== Your objective ==
Copy out all lines of the records in which the word "frac" appears.

== Entries ==
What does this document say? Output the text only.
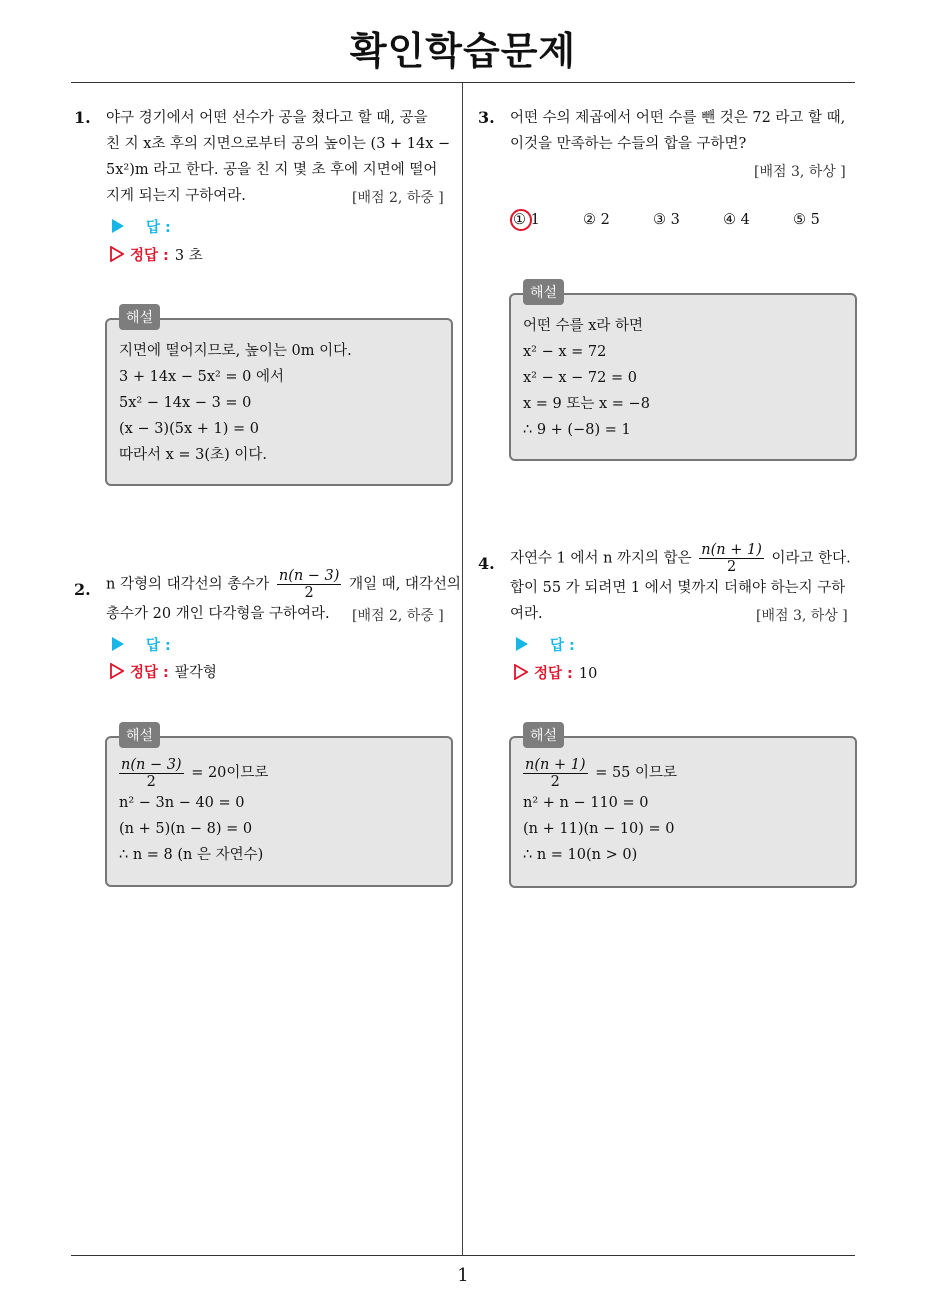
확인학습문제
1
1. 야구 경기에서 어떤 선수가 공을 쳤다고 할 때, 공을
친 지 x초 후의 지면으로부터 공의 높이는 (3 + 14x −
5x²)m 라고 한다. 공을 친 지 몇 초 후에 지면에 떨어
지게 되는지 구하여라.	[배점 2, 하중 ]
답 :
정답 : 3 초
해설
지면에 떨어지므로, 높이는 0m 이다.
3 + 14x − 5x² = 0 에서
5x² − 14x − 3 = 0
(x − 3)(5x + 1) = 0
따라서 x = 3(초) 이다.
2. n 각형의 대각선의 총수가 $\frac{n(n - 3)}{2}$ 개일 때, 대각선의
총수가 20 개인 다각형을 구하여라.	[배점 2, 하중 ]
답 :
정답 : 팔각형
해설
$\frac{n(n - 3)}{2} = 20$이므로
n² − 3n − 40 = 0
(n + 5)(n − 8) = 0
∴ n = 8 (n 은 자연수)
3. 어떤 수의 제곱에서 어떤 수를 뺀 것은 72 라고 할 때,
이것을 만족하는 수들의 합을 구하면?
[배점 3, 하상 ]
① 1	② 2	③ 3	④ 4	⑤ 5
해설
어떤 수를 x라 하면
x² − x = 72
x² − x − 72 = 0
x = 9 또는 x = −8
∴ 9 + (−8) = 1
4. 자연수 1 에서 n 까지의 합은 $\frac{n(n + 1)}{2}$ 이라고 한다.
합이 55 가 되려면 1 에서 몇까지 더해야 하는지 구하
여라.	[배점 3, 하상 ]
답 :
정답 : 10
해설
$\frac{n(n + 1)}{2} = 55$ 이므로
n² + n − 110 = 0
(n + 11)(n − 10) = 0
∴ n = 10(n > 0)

== Correct output ==
2. n 각형의 대각선의 총수가 $\frac{n(n - 3)}{2}$ 개일 때, 대각선의
$\frac{n(n - 3)}{2} = 20$이므로
4. 자연수 1 에서 n 까지의 합은 $\frac{n(n + 1)}{2}$ 이라고 한다.
$\frac{n(n + 1)}{2} = 55$ 이므로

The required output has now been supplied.